→ **Problem requirements**
Search the records for "type". Copy every line where it appears.

→ **Material shown**

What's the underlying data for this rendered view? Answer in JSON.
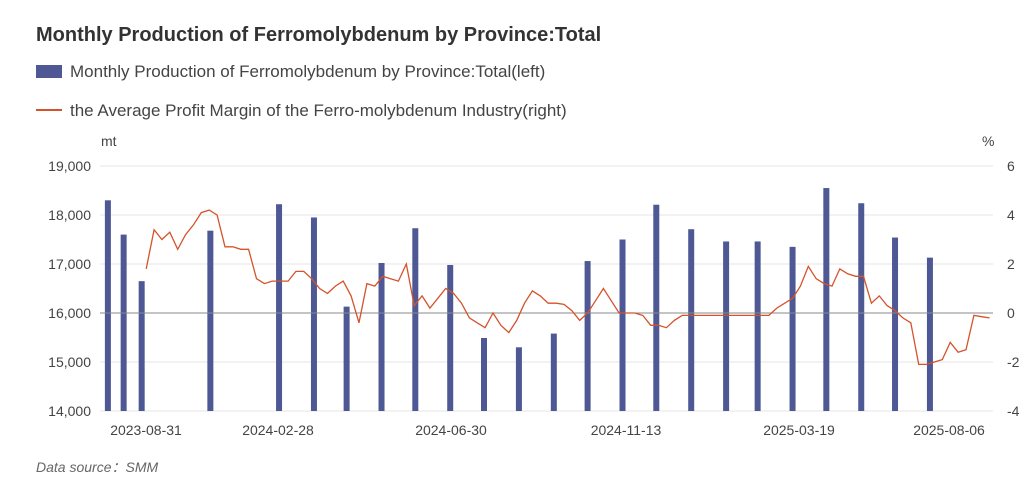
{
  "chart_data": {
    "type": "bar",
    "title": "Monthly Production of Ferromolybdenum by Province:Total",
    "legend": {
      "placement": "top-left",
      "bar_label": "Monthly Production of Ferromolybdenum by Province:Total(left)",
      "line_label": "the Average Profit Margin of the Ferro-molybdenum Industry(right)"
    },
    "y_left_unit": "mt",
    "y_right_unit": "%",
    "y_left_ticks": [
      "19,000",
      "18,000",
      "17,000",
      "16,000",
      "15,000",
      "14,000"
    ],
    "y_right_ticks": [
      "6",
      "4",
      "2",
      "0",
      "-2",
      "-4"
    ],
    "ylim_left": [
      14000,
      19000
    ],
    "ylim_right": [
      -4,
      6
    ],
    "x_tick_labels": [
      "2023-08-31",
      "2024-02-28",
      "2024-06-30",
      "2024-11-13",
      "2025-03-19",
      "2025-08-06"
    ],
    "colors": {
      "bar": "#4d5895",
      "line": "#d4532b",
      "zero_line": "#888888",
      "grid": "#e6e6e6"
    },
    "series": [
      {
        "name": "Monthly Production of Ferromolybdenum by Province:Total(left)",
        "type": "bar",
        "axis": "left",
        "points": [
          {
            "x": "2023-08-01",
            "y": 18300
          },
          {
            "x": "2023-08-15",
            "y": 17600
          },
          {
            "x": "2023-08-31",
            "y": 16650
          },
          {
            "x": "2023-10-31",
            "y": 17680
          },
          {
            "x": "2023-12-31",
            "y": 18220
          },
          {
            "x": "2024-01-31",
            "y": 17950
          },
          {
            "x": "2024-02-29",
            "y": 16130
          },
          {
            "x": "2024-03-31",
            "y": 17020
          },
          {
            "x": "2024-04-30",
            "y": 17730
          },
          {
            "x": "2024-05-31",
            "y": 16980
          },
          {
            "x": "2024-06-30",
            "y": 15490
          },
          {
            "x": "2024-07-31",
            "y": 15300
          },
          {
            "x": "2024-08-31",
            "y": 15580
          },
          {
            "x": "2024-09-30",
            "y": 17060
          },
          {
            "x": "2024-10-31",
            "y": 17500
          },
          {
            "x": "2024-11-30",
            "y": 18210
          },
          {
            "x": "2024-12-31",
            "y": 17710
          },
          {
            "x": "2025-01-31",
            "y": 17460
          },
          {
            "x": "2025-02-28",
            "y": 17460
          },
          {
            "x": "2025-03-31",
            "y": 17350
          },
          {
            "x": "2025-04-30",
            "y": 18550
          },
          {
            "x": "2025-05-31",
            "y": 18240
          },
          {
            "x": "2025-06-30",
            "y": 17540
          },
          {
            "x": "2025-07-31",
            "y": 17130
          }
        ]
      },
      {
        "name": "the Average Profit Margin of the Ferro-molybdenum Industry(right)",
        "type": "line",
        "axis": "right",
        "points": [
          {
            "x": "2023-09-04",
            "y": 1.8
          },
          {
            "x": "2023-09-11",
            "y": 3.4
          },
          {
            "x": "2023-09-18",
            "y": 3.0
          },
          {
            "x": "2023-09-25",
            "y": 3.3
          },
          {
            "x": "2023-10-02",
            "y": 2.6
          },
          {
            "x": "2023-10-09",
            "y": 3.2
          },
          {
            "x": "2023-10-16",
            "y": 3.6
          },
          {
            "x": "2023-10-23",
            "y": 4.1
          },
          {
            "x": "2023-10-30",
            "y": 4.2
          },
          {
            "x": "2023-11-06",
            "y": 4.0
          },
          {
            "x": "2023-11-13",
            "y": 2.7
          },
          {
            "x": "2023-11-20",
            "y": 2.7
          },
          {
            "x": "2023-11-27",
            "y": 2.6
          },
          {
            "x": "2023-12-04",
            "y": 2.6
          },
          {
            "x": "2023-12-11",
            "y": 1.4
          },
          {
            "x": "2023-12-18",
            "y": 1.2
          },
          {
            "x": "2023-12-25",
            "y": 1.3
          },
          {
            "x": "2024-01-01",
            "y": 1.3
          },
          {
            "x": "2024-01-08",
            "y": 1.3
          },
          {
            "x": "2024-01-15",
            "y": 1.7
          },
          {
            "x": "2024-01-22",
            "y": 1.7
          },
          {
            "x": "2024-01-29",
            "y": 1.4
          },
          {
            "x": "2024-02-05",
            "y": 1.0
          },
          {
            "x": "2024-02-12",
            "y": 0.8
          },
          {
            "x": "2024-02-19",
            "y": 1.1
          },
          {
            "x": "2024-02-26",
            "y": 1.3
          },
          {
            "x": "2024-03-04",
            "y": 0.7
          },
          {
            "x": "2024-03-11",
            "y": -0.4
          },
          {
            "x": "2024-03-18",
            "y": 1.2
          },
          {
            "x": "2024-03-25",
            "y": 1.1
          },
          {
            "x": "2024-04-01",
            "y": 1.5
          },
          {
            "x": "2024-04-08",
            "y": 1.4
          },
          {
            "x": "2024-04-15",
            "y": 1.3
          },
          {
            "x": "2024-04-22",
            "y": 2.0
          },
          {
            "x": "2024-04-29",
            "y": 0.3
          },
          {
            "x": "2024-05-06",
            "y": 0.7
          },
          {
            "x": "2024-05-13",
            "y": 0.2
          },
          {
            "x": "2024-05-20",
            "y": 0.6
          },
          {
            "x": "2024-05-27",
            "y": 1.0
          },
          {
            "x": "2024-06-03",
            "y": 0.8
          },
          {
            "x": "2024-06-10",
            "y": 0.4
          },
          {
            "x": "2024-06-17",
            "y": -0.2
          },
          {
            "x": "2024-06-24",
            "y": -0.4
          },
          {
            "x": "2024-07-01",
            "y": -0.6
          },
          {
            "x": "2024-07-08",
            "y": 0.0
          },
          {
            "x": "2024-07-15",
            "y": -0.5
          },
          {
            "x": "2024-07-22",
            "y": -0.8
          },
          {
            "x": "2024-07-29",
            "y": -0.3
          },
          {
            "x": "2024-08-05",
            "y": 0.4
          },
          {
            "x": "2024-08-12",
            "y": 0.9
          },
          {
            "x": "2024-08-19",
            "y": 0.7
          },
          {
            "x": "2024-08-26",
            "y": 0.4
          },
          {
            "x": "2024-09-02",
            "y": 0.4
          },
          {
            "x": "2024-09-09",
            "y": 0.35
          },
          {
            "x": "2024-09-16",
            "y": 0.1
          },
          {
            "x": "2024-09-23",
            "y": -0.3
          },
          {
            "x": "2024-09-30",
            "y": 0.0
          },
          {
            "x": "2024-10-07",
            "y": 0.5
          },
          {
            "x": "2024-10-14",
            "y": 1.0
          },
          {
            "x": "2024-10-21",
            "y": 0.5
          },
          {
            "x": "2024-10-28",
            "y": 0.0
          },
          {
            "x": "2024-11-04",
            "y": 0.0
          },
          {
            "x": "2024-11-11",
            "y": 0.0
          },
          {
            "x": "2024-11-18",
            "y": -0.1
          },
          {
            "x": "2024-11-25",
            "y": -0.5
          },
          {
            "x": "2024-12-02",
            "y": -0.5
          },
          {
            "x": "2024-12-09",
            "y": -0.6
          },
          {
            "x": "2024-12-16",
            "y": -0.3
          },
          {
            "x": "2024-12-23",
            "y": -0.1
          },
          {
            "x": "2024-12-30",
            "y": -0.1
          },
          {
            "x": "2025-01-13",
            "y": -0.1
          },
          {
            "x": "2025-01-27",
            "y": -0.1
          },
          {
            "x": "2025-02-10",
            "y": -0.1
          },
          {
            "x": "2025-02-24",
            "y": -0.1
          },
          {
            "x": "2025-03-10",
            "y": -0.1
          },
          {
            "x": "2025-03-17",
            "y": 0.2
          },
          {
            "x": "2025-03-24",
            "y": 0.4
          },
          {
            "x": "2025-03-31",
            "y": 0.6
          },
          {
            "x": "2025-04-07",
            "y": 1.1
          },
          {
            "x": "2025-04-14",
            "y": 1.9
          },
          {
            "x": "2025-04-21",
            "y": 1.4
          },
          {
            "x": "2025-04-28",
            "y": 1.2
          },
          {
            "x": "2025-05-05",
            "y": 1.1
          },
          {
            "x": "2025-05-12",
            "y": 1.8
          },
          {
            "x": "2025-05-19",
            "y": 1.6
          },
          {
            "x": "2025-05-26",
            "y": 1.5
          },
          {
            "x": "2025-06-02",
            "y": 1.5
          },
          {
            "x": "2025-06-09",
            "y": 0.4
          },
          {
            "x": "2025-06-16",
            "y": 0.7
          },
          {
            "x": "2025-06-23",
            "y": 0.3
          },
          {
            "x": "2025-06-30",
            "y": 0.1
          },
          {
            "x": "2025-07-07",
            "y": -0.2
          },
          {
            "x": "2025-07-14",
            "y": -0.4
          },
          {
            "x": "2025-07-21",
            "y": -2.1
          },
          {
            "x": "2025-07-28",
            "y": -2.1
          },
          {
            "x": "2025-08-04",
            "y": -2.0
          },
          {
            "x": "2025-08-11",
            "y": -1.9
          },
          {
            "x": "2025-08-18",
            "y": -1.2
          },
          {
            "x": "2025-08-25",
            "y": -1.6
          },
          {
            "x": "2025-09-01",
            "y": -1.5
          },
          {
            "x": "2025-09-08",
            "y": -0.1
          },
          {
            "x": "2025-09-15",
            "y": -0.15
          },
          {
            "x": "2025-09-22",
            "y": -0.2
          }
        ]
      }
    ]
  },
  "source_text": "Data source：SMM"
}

...

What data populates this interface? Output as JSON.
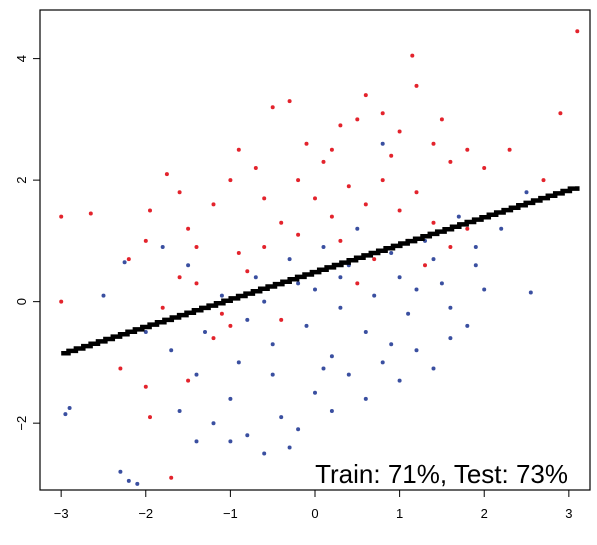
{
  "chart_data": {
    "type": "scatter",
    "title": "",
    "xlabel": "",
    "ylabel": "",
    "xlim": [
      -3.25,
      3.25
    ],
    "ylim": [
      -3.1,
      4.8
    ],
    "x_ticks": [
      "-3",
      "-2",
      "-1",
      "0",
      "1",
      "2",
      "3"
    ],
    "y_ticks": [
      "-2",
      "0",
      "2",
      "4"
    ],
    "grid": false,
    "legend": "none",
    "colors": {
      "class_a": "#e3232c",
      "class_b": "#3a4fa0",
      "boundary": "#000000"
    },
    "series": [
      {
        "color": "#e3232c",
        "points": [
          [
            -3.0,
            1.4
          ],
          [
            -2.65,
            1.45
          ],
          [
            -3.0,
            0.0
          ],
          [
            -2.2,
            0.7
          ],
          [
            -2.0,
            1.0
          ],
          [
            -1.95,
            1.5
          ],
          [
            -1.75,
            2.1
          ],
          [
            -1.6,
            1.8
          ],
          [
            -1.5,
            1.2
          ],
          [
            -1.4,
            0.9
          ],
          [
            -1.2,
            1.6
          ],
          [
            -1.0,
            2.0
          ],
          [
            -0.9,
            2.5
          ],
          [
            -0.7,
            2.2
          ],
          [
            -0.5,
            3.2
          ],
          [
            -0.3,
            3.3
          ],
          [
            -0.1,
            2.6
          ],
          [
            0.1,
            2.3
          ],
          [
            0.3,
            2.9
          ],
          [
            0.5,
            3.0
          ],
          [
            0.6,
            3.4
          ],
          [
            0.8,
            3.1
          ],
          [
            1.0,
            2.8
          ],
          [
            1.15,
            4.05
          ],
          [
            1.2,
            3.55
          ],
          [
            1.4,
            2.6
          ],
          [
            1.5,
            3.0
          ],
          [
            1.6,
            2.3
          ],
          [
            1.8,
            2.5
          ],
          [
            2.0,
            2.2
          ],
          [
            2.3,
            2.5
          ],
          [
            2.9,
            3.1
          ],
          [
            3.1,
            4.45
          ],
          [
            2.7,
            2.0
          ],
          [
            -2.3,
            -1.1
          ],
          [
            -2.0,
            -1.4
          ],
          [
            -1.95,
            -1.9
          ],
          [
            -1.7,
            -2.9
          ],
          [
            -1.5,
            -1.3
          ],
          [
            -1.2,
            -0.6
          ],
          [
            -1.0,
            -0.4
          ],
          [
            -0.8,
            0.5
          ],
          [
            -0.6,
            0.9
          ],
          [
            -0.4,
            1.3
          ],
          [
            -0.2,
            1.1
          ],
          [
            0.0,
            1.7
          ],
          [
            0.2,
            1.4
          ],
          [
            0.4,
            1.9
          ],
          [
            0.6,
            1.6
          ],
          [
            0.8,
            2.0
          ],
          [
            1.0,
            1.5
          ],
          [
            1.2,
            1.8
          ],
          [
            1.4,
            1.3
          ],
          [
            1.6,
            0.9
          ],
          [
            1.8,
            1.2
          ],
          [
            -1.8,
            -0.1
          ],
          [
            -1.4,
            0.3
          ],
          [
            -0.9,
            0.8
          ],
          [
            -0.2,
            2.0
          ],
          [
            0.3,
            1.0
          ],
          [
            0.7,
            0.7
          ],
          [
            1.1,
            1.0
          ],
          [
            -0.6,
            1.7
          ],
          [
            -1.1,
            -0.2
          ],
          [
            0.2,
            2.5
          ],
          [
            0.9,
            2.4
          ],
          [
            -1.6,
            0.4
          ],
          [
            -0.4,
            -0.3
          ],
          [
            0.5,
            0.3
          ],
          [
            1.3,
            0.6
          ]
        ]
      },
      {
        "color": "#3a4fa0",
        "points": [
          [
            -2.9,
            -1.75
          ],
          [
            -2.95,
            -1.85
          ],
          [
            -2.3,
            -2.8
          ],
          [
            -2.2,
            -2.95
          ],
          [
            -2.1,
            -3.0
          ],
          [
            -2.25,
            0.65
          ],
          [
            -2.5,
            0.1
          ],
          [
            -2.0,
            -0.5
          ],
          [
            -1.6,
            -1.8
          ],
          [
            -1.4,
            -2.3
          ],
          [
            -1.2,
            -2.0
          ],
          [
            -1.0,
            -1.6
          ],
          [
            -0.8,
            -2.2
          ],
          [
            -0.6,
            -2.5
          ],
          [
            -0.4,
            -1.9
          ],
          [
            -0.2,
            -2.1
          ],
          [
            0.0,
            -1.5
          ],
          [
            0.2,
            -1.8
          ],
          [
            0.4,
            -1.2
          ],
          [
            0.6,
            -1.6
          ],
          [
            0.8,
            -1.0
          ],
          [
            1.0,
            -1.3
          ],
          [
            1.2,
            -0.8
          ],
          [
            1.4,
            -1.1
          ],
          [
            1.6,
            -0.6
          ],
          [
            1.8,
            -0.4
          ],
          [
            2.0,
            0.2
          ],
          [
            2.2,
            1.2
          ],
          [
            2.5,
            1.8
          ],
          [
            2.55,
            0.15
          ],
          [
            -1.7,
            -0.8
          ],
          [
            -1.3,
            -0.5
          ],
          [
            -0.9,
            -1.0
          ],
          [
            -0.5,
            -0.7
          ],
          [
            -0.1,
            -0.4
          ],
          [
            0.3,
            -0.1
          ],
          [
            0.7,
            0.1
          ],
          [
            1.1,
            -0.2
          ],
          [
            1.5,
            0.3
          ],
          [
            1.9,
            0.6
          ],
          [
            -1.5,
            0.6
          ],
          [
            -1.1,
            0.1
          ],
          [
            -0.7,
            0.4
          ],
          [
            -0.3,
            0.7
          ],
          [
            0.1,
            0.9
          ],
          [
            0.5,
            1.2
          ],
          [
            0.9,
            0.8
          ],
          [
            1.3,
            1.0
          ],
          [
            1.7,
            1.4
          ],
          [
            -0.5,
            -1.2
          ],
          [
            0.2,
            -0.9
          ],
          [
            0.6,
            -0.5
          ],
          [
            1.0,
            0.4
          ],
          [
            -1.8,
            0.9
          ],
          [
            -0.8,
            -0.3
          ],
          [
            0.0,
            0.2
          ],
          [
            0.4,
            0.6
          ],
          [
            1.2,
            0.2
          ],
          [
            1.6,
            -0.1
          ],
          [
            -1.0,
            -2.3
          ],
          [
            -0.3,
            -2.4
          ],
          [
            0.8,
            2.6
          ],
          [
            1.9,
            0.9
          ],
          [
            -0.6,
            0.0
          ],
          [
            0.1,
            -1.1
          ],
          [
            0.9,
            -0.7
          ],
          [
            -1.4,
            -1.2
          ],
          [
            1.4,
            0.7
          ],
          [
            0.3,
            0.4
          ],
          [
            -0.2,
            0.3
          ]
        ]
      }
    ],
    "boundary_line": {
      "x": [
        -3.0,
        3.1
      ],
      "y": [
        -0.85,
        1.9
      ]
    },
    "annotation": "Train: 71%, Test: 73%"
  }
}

→ **Exercise result**
    "type": "bar",
        "type": "bar",
        "type": "line",
    "type": "scatter",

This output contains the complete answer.